─── Recorded information

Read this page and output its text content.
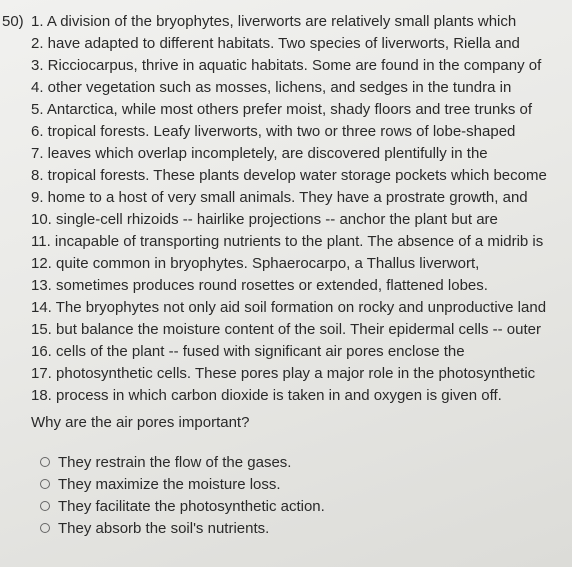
50) 1. A division of the bryophytes, liverworts are relatively small plants which
2. have adapted to different habitats. Two species of liverworts, Riella and
3. Ricciocarpus, thrive in aquatic habitats. Some are found in the company of
4. other vegetation such as mosses, lichens, and sedges in the tundra in
5. Antarctica, while most others prefer moist, shady floors and tree trunks of
6. tropical forests. Leafy liverworts, with two or three rows of lobe-shaped
7. leaves which overlap incompletely, are discovered plentifully in the
8. tropical forests. These plants develop water storage pockets which become
9. home to a host of very small animals. They have a prostrate growth, and
10. single-cell rhizoids -- hairlike projections -- anchor the plant but are
11. incapable of transporting nutrients to the plant. The absence of a midrib is
12. quite common in bryophytes. Sphaerocarpo, a Thallus liverwort,
13. sometimes produces round rosettes or extended, flattened lobes.
14. The bryophytes not only aid soil formation on rocky and unproductive land
15. but balance the moisture content of the soil. Their epidermal cells -- outer
16. cells of the plant -- fused with significant air pores enclose the
17. photosynthetic cells. These pores play a major role in the photosynthetic
18. process in which carbon dioxide is taken in and oxygen is given off.
Why are the air pores important?
They restrain the flow of the gases.
They maximize the moisture loss.
They facilitate the photosynthetic action.
They absorb the soil's nutrients.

──────

The task
Could you reproduce the records above exactly, leaving out every picture?

Result of the task
Read this page and output its text content.
50) 1. A division of the bryophytes, liverworts are relatively small plants which
2. have adapted to different habitats. Two species of liverworts, Riella and
3. Ricciocarpus, thrive in aquatic habitats. Some are found in the company of
4. other vegetation such as mosses, lichens, and sedges in the tundra in
5. Antarctica, while most others prefer moist, shady floors and tree trunks of
6. tropical forests. Leafy liverworts, with two or three rows of lobe-shaped
7. leaves which overlap incompletely, are discovered plentifully in the
8. tropical forests. These plants develop water storage pockets which become
9. home to a host of very small animals. They have a prostrate growth, and
10. single-cell rhizoids -- hairlike projections -- anchor the plant but are
11. incapable of transporting nutrients to the plant. The absence of a midrib is
12. quite common in bryophytes. Sphaerocarpo, a Thallus liverwort,
13. sometimes produces round rosettes or extended, flattened lobes.
14. The bryophytes not only aid soil formation on rocky and unproductive land
15. but balance the moisture content of the soil. Their epidermal cells -- outer
16. cells of the plant -- fused with significant air pores enclose the
17. photosynthetic cells. These pores play a major role in the photosynthetic
18. process in which carbon dioxide is taken in and oxygen is given off.
Why are the air pores important?
They restrain the flow of the gases.
They maximize the moisture loss.
They facilitate the photosynthetic action.
They absorb the soil's nutrients.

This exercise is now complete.